» **Task goal**:
Return only the count of lines in which the word "соответствии" appears.

» **Data for this task**:
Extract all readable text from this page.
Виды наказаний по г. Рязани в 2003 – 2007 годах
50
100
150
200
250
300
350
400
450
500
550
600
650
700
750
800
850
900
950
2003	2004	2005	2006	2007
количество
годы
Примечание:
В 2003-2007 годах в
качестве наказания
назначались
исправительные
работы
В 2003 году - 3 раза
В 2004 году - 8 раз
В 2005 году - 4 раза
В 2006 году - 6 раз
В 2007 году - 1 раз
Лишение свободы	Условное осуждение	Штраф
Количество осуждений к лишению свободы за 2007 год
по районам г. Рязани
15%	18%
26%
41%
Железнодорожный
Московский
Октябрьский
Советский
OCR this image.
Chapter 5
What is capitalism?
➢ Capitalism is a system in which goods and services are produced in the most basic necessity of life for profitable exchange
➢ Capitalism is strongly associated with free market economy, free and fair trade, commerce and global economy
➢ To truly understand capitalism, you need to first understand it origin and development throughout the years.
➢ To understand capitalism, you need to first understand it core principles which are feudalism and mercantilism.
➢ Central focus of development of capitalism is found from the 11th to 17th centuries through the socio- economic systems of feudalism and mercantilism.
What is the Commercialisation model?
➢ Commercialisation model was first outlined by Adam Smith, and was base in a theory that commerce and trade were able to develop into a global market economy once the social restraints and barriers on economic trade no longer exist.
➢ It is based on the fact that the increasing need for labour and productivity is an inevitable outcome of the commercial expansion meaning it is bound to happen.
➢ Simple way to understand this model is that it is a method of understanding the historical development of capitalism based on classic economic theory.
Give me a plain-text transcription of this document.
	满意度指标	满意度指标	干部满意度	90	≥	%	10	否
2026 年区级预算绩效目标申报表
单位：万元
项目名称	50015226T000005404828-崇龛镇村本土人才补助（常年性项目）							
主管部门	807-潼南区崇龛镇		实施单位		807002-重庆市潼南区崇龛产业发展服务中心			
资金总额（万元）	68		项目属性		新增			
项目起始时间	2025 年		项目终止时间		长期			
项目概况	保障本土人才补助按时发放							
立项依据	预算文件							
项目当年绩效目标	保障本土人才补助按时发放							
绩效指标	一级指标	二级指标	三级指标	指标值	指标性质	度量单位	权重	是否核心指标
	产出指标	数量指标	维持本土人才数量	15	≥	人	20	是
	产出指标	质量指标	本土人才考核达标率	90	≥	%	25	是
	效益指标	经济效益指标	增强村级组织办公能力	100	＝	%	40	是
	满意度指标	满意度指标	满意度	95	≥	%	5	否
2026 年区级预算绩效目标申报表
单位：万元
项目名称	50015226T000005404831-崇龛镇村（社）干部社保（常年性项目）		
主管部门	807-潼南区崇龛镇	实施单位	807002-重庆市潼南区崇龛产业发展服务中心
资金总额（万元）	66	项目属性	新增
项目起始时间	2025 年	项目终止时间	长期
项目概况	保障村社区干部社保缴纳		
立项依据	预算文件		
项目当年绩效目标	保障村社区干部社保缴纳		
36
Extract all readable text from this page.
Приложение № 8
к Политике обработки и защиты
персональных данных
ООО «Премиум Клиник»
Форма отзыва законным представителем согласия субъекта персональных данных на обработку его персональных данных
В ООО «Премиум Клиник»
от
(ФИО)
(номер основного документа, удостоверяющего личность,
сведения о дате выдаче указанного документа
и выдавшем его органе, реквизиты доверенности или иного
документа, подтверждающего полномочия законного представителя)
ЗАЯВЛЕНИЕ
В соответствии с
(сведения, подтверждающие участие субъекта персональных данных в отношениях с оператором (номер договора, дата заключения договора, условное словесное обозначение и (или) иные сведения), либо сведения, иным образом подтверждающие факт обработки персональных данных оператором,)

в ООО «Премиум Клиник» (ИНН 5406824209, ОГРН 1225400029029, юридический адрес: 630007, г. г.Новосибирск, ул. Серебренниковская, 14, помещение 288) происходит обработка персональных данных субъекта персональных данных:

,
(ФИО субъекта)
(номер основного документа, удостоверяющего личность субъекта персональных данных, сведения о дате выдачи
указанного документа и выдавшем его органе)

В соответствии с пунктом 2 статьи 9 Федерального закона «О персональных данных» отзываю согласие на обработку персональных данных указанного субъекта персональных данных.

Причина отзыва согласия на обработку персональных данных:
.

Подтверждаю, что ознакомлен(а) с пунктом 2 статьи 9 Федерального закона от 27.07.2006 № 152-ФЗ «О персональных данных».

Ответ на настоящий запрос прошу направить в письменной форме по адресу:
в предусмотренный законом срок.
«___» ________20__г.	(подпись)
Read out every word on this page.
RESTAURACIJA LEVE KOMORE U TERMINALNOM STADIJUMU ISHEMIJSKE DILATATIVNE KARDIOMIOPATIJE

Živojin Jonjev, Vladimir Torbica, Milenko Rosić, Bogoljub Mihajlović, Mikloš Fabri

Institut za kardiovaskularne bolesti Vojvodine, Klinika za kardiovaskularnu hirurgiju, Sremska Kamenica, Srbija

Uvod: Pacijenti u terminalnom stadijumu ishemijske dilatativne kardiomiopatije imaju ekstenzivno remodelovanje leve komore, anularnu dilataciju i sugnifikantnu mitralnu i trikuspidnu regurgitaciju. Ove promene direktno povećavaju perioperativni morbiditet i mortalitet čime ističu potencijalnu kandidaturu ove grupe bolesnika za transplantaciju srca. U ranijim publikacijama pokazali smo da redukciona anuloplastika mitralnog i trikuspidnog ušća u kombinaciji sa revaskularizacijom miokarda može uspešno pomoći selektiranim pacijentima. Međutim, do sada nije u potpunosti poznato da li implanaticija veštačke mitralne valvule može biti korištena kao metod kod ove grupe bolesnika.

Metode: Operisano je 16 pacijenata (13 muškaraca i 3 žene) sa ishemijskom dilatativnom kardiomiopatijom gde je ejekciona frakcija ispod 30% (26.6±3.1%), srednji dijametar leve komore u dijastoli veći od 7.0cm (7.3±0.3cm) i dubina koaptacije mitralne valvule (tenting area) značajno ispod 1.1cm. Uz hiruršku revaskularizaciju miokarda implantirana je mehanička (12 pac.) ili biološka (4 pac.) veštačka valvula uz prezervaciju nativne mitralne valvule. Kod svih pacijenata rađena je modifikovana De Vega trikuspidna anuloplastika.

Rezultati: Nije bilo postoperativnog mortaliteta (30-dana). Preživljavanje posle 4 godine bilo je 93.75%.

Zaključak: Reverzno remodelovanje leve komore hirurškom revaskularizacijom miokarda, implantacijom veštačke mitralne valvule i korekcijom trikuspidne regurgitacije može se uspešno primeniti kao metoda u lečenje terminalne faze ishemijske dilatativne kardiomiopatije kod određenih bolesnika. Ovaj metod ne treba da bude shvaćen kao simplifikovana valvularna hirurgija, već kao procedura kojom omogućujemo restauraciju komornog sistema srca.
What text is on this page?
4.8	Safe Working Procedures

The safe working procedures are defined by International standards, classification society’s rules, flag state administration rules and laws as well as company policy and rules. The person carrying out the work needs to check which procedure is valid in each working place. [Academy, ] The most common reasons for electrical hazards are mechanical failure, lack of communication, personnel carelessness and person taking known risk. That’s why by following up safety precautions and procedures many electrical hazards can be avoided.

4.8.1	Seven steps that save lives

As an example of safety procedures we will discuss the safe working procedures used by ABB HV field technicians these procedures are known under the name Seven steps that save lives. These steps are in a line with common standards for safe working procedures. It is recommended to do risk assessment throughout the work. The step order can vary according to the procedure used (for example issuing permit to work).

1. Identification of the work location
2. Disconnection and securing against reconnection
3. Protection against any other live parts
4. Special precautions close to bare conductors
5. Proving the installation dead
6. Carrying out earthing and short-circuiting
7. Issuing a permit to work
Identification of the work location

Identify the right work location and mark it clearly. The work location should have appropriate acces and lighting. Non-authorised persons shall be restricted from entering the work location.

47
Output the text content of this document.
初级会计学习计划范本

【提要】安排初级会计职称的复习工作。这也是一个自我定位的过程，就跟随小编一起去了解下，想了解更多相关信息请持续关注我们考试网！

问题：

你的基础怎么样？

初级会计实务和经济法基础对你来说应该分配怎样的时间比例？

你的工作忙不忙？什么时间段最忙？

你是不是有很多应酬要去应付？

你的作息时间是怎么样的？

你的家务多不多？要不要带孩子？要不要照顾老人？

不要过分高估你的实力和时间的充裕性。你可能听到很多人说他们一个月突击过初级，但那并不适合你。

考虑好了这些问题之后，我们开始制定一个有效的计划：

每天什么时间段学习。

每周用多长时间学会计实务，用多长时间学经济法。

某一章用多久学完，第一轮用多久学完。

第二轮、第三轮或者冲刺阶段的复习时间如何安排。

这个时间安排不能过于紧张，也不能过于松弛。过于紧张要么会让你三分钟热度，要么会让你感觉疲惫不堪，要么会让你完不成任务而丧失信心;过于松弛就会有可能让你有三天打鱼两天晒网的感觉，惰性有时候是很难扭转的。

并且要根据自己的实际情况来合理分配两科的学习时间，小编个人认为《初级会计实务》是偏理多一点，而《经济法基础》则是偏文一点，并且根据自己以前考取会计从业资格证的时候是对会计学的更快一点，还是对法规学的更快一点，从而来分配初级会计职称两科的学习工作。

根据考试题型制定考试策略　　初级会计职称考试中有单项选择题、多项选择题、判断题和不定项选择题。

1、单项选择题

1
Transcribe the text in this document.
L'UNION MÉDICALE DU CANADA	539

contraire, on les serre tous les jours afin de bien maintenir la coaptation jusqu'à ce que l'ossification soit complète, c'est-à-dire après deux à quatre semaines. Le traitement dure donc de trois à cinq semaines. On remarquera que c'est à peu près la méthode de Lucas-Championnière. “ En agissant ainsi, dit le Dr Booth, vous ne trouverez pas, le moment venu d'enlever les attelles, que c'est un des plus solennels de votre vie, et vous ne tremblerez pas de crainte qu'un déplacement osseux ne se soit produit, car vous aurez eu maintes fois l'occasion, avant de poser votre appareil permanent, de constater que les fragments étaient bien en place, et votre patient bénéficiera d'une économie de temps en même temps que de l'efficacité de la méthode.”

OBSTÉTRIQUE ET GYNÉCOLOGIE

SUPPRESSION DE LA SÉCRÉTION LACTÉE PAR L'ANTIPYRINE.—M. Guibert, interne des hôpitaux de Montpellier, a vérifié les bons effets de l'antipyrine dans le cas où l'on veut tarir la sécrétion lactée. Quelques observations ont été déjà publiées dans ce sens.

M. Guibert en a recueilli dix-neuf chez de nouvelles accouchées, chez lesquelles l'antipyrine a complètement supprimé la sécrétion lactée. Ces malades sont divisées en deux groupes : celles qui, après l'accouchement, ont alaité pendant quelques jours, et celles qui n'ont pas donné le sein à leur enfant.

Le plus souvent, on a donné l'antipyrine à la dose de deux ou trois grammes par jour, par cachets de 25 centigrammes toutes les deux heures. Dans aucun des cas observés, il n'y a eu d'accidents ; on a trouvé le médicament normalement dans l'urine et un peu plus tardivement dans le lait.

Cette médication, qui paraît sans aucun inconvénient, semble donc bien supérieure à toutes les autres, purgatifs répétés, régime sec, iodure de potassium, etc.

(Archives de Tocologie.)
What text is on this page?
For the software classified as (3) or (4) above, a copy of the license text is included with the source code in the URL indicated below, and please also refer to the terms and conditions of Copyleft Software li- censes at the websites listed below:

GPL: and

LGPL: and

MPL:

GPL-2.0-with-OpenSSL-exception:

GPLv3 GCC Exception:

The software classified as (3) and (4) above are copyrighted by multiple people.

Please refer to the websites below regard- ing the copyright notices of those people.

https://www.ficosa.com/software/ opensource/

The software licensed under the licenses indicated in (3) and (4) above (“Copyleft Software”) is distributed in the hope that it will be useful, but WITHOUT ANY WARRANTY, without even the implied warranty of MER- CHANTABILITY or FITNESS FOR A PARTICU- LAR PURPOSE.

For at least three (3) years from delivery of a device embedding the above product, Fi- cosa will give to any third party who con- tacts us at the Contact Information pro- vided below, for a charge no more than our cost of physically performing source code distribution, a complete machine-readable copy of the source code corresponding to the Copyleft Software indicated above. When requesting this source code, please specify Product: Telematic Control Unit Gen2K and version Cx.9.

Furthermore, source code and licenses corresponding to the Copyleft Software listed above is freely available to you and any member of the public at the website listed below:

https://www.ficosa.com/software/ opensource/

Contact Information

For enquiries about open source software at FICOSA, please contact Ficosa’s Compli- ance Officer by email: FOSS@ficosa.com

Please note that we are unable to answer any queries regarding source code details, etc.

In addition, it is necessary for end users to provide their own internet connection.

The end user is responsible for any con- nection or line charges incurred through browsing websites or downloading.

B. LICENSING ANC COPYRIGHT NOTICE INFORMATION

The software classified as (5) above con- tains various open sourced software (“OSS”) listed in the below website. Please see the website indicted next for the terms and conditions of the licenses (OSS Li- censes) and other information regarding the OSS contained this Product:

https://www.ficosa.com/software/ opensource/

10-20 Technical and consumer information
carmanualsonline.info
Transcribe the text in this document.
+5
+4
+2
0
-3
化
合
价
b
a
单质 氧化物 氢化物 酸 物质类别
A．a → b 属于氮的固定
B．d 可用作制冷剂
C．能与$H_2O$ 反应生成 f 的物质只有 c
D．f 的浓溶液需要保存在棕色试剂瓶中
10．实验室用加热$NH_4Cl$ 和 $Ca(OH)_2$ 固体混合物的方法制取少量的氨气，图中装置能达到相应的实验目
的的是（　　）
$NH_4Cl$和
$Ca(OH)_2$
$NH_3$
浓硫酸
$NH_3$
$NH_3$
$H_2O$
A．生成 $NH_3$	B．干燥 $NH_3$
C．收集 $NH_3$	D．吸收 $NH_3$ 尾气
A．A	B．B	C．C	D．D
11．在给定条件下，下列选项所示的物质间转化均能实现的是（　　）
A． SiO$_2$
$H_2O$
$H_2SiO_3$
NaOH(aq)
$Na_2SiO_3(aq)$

» **Response below**:
2